### AIM
Output the material exactly, but drop every image it holds.

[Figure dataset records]
----

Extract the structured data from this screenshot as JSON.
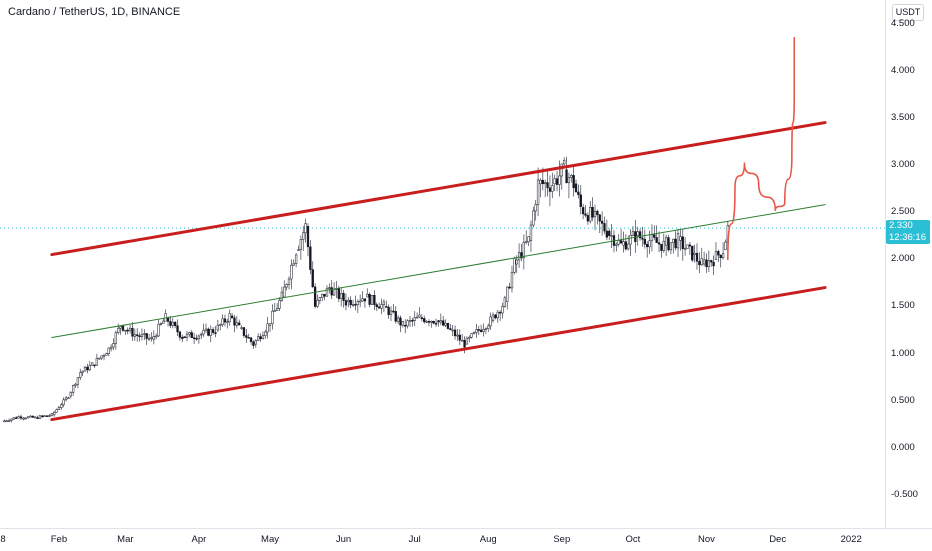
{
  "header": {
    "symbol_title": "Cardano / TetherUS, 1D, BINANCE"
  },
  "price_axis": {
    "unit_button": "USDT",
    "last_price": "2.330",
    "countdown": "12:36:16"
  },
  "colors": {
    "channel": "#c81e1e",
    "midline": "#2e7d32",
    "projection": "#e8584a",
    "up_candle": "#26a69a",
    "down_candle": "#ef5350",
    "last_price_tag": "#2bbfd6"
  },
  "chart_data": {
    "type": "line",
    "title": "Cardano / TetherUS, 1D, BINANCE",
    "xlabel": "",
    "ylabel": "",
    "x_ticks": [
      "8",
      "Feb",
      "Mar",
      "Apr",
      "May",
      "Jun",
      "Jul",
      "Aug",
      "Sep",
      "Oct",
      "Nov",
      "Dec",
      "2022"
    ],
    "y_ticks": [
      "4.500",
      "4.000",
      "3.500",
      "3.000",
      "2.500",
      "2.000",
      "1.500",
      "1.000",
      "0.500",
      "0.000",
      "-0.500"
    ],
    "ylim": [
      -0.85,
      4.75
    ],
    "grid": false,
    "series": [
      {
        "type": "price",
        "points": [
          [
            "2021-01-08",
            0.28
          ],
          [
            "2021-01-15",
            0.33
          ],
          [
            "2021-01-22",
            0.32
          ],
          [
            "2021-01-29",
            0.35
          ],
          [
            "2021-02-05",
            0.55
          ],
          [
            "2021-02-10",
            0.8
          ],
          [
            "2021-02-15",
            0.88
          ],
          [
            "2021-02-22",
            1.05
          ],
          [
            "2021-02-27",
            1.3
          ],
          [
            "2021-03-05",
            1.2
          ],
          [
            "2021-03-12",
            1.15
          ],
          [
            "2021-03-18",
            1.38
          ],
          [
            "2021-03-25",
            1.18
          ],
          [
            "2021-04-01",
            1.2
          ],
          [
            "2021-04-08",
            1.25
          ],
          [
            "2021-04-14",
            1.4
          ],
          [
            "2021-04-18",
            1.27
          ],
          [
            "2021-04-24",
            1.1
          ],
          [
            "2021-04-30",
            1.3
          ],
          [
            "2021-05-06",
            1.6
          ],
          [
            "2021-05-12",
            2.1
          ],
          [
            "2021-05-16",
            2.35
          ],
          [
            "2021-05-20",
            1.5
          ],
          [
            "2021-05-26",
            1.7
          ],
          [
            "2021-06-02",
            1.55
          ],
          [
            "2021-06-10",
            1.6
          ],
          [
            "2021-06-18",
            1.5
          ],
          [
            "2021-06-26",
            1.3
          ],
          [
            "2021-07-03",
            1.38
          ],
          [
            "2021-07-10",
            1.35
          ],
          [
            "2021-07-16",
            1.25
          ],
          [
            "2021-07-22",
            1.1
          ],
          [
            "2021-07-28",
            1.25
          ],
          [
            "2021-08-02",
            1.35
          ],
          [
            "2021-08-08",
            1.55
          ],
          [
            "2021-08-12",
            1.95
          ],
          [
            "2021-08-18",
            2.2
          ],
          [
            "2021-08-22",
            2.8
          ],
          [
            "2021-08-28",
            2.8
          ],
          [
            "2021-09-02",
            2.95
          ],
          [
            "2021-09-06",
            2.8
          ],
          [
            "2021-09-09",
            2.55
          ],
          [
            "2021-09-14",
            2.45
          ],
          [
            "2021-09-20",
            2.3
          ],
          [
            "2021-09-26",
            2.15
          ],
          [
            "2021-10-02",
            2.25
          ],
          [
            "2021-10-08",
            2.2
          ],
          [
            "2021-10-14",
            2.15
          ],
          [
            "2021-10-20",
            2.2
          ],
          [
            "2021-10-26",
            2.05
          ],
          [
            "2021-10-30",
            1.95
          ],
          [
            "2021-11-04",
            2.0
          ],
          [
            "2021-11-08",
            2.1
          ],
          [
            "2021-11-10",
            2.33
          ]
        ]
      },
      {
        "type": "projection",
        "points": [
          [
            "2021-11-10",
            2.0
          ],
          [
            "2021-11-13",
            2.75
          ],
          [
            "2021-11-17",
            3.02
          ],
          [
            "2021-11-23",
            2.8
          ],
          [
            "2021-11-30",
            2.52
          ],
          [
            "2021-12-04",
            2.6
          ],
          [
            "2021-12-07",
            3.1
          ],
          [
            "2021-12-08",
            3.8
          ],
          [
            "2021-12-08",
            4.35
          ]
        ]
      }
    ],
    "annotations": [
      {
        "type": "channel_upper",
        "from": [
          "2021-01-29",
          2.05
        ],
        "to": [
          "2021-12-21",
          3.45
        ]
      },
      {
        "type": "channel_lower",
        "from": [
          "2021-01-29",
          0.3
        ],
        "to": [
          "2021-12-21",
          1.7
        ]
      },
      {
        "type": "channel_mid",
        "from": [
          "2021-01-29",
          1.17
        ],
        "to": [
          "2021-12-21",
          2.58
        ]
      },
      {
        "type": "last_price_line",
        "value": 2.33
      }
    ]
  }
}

----

### ANSWER TO THIS PROBLEM
Extract the structured data from this screenshot as JSON.
{
  "header": {
    "symbol_title": "Cardano / TetherUS, 1D, BINANCE"
  },
  "price_axis": {
    "unit_button": "USDT",
    "last_price": "2.330",
    "countdown": "12:36:16"
  },
  "colors": {
    "channel": "#c81e1e",
    "midline": "#2e7d32",
    "projection": "#e8584a",
    "up_candle": "#26a69a",
    "down_candle": "#ef5350",
    "last_price_tag": "#2bbfd6"
  },
  "chart_data": {
    "type": "line",
    "title": "Cardano / TetherUS, 1D, BINANCE",
    "xlabel": "",
    "ylabel": "",
    "x_ticks": [
      "8",
      "Feb",
      "Mar",
      "Apr",
      "May",
      "Jun",
      "Jul",
      "Aug",
      "Sep",
      "Oct",
      "Nov",
      "Dec",
      "2022"
    ],
    "y_ticks": [
      "4.500",
      "4.000",
      "3.500",
      "3.000",
      "2.500",
      "2.000",
      "1.500",
      "1.000",
      "0.500",
      "0.000",
      "-0.500"
    ],
    "ylim": [
      -0.85,
      4.75
    ],
    "grid": false,
    "series": [
      {
        "type": "price",
        "points": [
          [
            "2021-01-08",
            0.28
          ],
          [
            "2021-01-15",
            0.33
          ],
          [
            "2021-01-22",
            0.32
          ],
          [
            "2021-01-29",
            0.35
          ],
          [
            "2021-02-05",
            0.55
          ],
          [
            "2021-02-10",
            0.8
          ],
          [
            "2021-02-15",
            0.88
          ],
          [
            "2021-02-22",
            1.05
          ],
          [
            "2021-02-27",
            1.3
          ],
          [
            "2021-03-05",
            1.2
          ],
          [
            "2021-03-12",
            1.15
          ],
          [
            "2021-03-18",
            1.38
          ],
          [
            "2021-03-25",
            1.18
          ],
          [
            "2021-04-01",
            1.2
          ],
          [
            "2021-04-08",
            1.25
          ],
          [
            "2021-04-14",
            1.4
          ],
          [
            "2021-04-18",
            1.27
          ],
          [
            "2021-04-24",
            1.1
          ],
          [
            "2021-04-30",
            1.3
          ],
          [
            "2021-05-06",
            1.6
          ],
          [
            "2021-05-12",
            2.1
          ],
          [
            "2021-05-16",
            2.35
          ],
          [
            "2021-05-20",
            1.5
          ],
          [
            "2021-05-26",
            1.7
          ],
          [
            "2021-06-02",
            1.55
          ],
          [
            "2021-06-10",
            1.6
          ],
          [
            "2021-06-18",
            1.5
          ],
          [
            "2021-06-26",
            1.3
          ],
          [
            "2021-07-03",
            1.38
          ],
          [
            "2021-07-10",
            1.35
          ],
          [
            "2021-07-16",
            1.25
          ],
          [
            "2021-07-22",
            1.1
          ],
          [
            "2021-07-28",
            1.25
          ],
          [
            "2021-08-02",
            1.35
          ],
          [
            "2021-08-08",
            1.55
          ],
          [
            "2021-08-12",
            1.95
          ],
          [
            "2021-08-18",
            2.2
          ],
          [
            "2021-08-22",
            2.8
          ],
          [
            "2021-08-28",
            2.8
          ],
          [
            "2021-09-02",
            2.95
          ],
          [
            "2021-09-06",
            2.8
          ],
          [
            "2021-09-09",
            2.55
          ],
          [
            "2021-09-14",
            2.45
          ],
          [
            "2021-09-20",
            2.3
          ],
          [
            "2021-09-26",
            2.15
          ],
          [
            "2021-10-02",
            2.25
          ],
          [
            "2021-10-08",
            2.2
          ],
          [
            "2021-10-14",
            2.15
          ],
          [
            "2021-10-20",
            2.2
          ],
          [
            "2021-10-26",
            2.05
          ],
          [
            "2021-10-30",
            1.95
          ],
          [
            "2021-11-04",
            2.0
          ],
          [
            "2021-11-08",
            2.1
          ],
          [
            "2021-11-10",
            2.33
          ]
        ]
      },
      {
        "type": "projection",
        "points": [
          [
            "2021-11-10",
            2.0
          ],
          [
            "2021-11-13",
            2.75
          ],
          [
            "2021-11-17",
            3.02
          ],
          [
            "2021-11-23",
            2.8
          ],
          [
            "2021-11-30",
            2.52
          ],
          [
            "2021-12-04",
            2.6
          ],
          [
            "2021-12-07",
            3.1
          ],
          [
            "2021-12-08",
            3.8
          ],
          [
            "2021-12-08",
            4.35
          ]
        ]
      }
    ],
    "annotations": [
      {
        "type": "channel_upper",
        "from": [
          "2021-01-29",
          2.05
        ],
        "to": [
          "2021-12-21",
          3.45
        ]
      },
      {
        "type": "channel_lower",
        "from": [
          "2021-01-29",
          0.3
        ],
        "to": [
          "2021-12-21",
          1.7
        ]
      },
      {
        "type": "channel_mid",
        "from": [
          "2021-01-29",
          1.17
        ],
        "to": [
          "2021-12-21",
          2.58
        ]
      },
      {
        "type": "last_price_line",
        "value": 2.33
      }
    ]
  }
}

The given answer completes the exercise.